**The request**: Transcribe the material in full. Nothing should differ except that the pictures are left out.

**Supplied material**:
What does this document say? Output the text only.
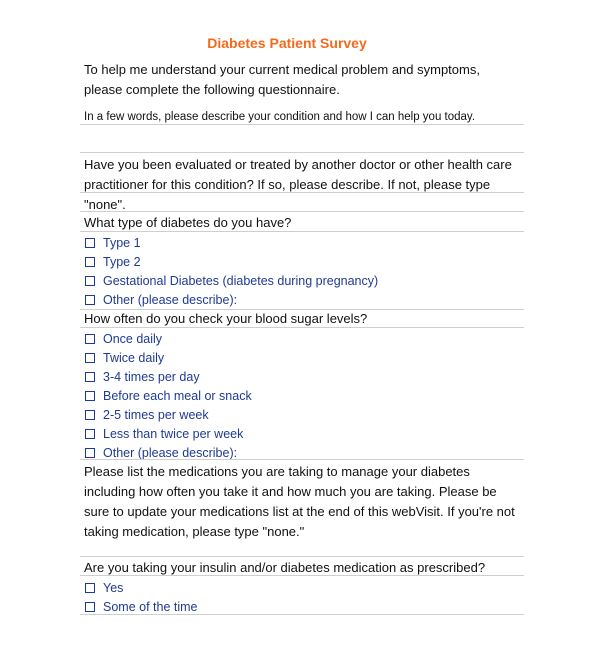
Diabetes Patient Survey
To help me understand your current medical problem and symptoms, please complete the following questionnaire.
In a few words, please describe your condition and how I can help you today.
Have you been evaluated or treated by another doctor or other health care practitioner for this condition? If so, please describe. If not, please type "none".
What type of diabetes do you have?
Type 1
Type 2
Gestational Diabetes (diabetes during pregnancy)
Other (please describe):
How often do you check your blood sugar levels?
Once daily
Twice daily
3-4 times per day
Before each meal or snack
2-5 times per week
Less than twice per week
Other (please describe):
Please list the medications you are taking to manage your diabetes including how often you take it and how much you are taking. Please be sure to update your medications list at the end of this webVisit. If you're not taking medication, please type "none."
Are you taking your insulin and/or diabetes medication as prescribed?
Yes
Some of the time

**The result**:
What does this document say? Output the text only.
Diabetes Patient Survey
To help me understand your current medical problem and symptoms, please complete the following questionnaire.
In a few words, please describe your condition and how I can help you today.
Have you been evaluated or treated by another doctor or other health care practitioner for this condition? If so, please describe. If not, please type "none".
What type of diabetes do you have?
Type 1
Type 2
Gestational Diabetes (diabetes during pregnancy)
Other (please describe):
How often do you check your blood sugar levels?
Once daily
Twice daily
3-4 times per day
Before each meal or snack
2-5 times per week
Less than twice per week
Other (please describe):
Please list the medications you are taking to manage your diabetes including how often you take it and how much you are taking. Please be sure to update your medications list at the end of this webVisit. If you're not taking medication, please type "none."
Are you taking your insulin and/or diabetes medication as prescribed?
Yes
Some of the time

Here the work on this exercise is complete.